- [TASK GOAL]: List each line of the data in which the string "subject" appears.

** START DATA **

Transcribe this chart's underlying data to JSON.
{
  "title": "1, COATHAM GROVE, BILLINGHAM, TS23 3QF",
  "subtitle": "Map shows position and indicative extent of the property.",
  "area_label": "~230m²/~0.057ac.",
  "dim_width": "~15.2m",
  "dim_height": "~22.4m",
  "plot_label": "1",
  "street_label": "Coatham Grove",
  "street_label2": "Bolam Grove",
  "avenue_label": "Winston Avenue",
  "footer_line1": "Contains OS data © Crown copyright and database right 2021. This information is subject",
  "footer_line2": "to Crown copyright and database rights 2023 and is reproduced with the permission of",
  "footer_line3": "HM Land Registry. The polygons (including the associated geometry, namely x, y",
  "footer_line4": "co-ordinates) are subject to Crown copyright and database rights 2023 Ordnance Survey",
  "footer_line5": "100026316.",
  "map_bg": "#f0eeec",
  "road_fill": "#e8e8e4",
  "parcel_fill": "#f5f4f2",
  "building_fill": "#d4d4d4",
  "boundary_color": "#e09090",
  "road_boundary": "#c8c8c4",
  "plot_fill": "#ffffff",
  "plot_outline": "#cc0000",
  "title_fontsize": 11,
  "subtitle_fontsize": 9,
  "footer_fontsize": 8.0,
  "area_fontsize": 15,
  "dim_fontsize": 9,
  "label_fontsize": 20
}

** END DATA **
** START DATA **

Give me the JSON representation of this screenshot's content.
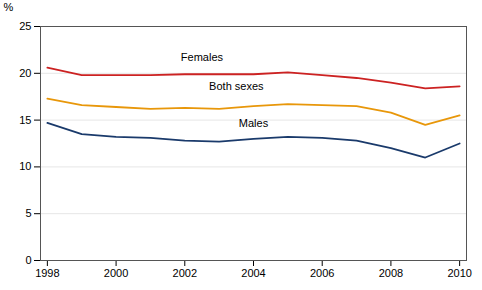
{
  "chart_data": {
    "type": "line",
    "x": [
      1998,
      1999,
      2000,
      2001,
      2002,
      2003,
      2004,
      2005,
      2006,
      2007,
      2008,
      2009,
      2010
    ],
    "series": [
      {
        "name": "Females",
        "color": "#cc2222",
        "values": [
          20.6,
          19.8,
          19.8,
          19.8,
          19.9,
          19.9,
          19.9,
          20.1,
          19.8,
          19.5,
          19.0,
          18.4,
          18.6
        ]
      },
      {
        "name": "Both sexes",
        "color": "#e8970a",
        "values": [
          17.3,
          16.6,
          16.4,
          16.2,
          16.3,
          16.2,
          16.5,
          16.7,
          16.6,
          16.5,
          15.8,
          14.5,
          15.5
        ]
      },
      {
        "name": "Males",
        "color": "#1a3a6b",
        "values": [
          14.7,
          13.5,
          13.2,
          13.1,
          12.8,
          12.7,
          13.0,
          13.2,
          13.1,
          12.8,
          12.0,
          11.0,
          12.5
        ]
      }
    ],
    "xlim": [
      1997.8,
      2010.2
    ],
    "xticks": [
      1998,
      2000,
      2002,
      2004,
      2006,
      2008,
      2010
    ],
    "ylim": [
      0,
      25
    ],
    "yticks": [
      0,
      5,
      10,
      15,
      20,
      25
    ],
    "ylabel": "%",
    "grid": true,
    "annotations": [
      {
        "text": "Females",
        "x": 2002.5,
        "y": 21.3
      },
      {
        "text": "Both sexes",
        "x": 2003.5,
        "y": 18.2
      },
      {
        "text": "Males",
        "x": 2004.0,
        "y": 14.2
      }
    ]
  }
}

** END DATA **
** START DATA **

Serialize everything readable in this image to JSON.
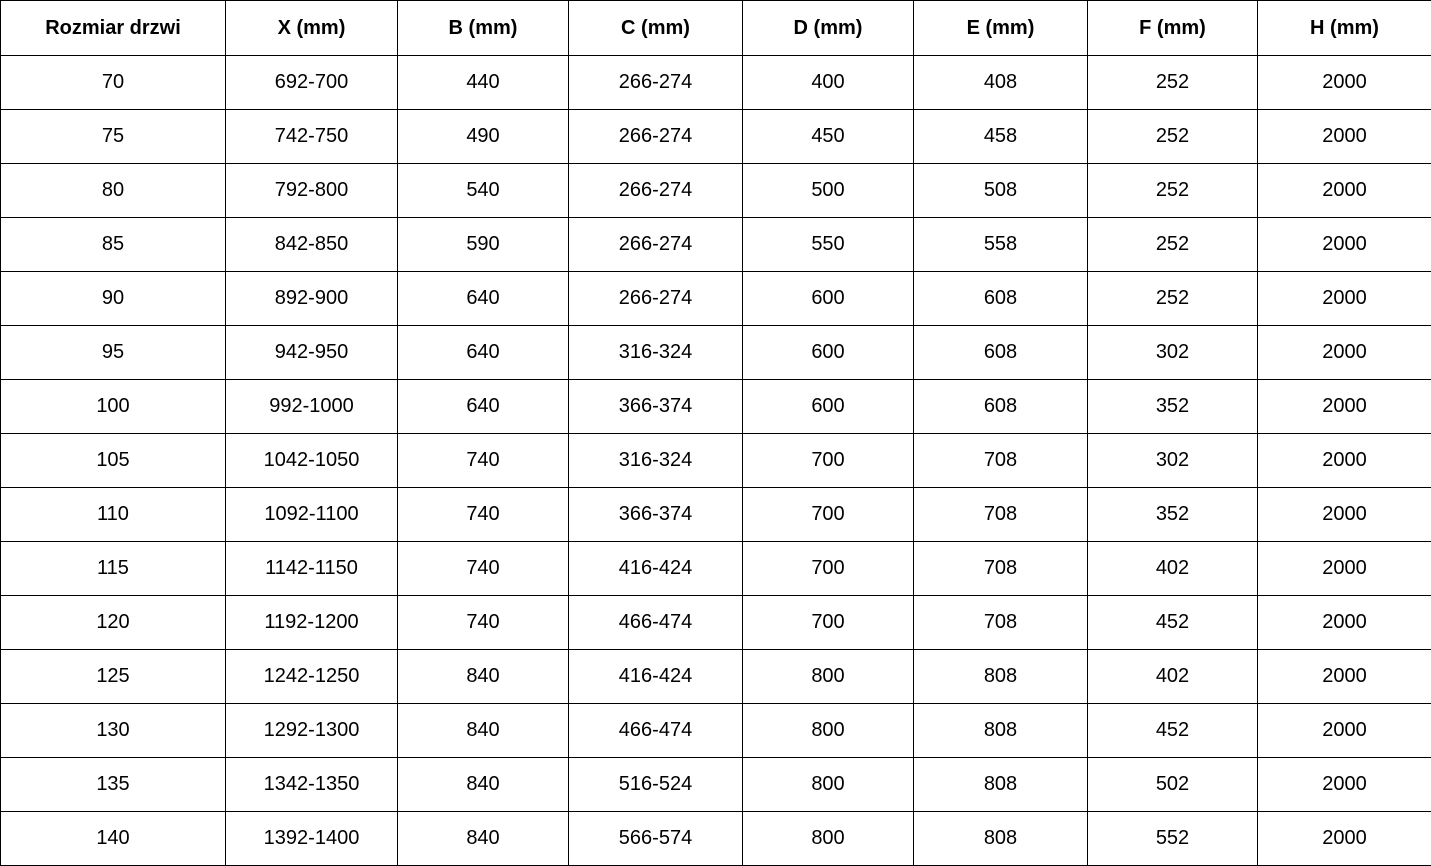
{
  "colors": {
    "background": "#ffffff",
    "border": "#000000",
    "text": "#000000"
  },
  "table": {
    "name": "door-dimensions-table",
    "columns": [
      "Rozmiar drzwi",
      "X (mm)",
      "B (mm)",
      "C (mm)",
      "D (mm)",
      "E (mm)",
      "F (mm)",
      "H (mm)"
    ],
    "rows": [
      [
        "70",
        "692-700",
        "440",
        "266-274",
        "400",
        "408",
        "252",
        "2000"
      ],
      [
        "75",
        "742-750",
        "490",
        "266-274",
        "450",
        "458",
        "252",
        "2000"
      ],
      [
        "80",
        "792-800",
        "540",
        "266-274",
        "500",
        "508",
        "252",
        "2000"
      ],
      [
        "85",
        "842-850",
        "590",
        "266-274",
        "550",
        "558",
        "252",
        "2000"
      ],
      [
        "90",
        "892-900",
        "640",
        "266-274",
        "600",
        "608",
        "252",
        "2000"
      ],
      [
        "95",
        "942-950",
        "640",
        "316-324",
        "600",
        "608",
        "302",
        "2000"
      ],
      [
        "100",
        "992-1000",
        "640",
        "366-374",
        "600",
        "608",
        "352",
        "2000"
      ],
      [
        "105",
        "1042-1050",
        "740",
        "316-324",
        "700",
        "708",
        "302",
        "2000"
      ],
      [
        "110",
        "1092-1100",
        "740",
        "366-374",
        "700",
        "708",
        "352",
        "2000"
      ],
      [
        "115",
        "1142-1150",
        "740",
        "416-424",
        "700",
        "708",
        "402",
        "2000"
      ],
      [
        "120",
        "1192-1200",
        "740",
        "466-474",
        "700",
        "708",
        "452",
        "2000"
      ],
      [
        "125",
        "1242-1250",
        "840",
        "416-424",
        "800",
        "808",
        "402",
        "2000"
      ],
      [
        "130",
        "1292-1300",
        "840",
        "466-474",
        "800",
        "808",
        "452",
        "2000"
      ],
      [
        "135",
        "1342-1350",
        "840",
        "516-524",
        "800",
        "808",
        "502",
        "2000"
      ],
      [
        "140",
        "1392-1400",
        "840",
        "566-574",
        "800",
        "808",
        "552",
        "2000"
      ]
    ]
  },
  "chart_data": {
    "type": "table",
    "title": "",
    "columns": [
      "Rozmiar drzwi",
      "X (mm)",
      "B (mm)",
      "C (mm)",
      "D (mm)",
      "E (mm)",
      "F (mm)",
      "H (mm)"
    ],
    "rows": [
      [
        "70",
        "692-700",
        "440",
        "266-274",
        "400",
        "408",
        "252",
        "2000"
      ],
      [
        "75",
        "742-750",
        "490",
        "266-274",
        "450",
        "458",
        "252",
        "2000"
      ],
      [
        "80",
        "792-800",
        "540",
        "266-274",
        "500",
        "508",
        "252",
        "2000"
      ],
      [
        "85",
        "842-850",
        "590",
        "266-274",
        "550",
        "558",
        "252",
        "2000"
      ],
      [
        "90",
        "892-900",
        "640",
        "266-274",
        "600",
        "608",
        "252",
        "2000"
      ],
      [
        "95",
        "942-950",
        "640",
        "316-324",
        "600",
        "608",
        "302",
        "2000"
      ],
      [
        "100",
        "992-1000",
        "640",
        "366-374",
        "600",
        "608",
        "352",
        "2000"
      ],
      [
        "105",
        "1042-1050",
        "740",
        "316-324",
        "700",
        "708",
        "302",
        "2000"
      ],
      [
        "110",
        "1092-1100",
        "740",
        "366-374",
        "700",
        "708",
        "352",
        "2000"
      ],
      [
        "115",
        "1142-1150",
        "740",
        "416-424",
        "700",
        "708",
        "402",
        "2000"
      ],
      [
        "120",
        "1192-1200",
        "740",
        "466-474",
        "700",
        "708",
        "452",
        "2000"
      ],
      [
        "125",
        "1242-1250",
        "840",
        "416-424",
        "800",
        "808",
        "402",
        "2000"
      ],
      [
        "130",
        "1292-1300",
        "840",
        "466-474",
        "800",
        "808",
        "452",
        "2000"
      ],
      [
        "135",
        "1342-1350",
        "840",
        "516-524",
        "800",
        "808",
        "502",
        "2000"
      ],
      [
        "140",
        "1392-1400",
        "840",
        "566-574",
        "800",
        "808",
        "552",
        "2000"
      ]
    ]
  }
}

** END DATA **

- [SOLUTION TO THE PROBLEM]:
  "footer_line1": "Contains OS data © Crown copyright and database right 2021. This information is subject",
  "footer_line4": "co-ordinates) are subject to Crown copyright and database rights 2023 Ordnance Survey",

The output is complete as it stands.